## Short task
Return a copy of every line in the records that includes the word "Glarus".

## Information shown
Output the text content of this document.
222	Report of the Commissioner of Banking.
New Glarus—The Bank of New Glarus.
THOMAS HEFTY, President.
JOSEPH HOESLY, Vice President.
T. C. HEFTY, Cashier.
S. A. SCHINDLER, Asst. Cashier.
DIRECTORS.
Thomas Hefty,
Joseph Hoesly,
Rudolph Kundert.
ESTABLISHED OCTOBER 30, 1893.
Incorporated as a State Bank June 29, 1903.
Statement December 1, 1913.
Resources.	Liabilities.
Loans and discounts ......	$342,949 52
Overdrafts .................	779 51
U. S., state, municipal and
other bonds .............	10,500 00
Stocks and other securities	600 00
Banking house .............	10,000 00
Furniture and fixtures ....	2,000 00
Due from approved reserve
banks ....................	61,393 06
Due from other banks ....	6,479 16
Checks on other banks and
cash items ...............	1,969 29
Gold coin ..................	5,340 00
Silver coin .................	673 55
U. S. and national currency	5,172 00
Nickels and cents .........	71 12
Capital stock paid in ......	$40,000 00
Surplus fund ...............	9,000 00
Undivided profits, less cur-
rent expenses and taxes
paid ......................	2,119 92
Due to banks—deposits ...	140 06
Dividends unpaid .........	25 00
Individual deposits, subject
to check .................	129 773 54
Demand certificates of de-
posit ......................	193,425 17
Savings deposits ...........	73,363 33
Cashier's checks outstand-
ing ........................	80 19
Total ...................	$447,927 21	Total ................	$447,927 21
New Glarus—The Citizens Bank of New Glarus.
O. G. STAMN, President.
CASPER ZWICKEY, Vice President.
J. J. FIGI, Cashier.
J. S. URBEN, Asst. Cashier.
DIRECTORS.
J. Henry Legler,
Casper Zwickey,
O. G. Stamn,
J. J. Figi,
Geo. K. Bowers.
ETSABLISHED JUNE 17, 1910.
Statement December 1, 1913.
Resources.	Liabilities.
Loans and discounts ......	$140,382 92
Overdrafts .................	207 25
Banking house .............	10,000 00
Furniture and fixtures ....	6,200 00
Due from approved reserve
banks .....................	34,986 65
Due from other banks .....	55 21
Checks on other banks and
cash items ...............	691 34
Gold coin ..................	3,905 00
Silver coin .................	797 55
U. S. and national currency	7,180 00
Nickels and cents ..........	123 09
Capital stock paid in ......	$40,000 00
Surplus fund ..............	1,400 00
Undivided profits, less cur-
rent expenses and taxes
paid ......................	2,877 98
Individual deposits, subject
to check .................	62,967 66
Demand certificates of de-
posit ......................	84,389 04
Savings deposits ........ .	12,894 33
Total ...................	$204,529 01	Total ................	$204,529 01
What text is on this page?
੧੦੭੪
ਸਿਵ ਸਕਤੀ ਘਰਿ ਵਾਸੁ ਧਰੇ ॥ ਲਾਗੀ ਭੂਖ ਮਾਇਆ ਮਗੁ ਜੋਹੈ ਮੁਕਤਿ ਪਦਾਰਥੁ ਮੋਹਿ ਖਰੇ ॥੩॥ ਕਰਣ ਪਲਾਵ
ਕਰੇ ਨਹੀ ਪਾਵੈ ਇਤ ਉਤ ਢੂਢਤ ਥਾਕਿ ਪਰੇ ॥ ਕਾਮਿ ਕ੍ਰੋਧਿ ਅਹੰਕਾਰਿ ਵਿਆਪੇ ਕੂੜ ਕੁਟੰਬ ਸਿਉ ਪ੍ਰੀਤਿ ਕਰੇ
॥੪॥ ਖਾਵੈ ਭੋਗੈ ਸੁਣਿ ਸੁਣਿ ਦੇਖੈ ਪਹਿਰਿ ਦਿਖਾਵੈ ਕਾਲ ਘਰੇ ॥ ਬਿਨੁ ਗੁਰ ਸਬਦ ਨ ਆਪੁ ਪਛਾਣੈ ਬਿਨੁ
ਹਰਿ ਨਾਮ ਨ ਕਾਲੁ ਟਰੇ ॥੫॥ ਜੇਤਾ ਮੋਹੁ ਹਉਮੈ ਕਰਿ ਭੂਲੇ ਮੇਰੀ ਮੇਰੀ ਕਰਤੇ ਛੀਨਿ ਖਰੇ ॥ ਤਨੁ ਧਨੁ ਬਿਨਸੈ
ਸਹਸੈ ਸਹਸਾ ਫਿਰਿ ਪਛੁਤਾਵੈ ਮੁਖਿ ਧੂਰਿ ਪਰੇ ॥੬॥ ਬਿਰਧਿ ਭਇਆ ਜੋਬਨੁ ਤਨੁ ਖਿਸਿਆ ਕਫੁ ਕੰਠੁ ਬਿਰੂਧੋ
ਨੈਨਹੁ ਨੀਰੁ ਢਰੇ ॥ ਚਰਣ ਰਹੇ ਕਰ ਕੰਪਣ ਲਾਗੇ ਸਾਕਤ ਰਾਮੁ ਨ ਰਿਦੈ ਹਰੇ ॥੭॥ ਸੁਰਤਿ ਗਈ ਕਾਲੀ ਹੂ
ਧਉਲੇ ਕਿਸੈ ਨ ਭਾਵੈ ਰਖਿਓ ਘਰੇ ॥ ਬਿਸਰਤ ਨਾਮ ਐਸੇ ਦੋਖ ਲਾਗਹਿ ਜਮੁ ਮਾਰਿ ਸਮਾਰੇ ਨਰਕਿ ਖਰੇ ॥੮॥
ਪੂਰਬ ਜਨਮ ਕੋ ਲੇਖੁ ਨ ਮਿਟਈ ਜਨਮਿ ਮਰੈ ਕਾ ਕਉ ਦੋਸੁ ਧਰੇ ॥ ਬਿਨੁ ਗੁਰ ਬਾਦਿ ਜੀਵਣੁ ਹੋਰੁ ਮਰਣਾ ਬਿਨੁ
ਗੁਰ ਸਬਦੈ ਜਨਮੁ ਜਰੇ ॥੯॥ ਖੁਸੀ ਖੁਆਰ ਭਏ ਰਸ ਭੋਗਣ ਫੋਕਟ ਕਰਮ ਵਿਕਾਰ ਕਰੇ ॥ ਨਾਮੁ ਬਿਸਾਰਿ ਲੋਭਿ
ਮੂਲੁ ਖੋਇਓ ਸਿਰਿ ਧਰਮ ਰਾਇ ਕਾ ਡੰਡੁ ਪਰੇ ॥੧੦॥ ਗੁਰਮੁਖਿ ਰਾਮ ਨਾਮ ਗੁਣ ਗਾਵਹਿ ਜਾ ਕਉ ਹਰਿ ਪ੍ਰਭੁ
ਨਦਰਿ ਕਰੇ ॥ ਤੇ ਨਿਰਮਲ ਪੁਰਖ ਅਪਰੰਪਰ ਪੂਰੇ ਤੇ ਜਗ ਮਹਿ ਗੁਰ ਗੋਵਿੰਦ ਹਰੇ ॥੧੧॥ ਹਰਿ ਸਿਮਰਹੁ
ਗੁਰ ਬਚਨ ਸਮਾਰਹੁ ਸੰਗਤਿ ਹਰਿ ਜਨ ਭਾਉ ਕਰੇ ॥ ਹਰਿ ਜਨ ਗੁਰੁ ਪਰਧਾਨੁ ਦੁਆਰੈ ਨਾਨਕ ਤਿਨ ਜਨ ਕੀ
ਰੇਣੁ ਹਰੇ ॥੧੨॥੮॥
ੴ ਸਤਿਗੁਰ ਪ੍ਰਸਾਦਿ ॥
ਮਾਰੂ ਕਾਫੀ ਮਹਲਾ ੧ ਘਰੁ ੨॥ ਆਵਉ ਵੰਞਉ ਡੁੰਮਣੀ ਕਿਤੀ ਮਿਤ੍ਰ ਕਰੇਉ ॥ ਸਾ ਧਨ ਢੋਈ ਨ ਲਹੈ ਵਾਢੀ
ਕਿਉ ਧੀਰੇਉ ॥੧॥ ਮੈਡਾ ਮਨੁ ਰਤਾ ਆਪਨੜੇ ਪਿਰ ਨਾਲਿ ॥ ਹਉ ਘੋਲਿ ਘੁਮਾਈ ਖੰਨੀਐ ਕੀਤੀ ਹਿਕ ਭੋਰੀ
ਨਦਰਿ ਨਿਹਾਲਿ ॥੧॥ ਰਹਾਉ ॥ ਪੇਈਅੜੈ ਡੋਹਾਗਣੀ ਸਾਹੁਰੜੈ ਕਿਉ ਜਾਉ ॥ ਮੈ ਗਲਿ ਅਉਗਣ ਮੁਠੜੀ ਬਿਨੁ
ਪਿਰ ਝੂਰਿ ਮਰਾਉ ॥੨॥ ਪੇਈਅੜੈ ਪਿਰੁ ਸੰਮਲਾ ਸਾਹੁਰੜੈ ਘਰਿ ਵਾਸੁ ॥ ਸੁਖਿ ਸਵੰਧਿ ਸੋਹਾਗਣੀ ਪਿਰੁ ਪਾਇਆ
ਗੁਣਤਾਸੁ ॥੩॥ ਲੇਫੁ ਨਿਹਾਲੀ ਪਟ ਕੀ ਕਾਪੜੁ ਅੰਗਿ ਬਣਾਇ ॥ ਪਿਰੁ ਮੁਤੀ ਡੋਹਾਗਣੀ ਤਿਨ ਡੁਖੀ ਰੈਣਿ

## Completed task
New Glarus—The Bank of New Glarus.
New Glarus—The Citizens Bank of New Glarus.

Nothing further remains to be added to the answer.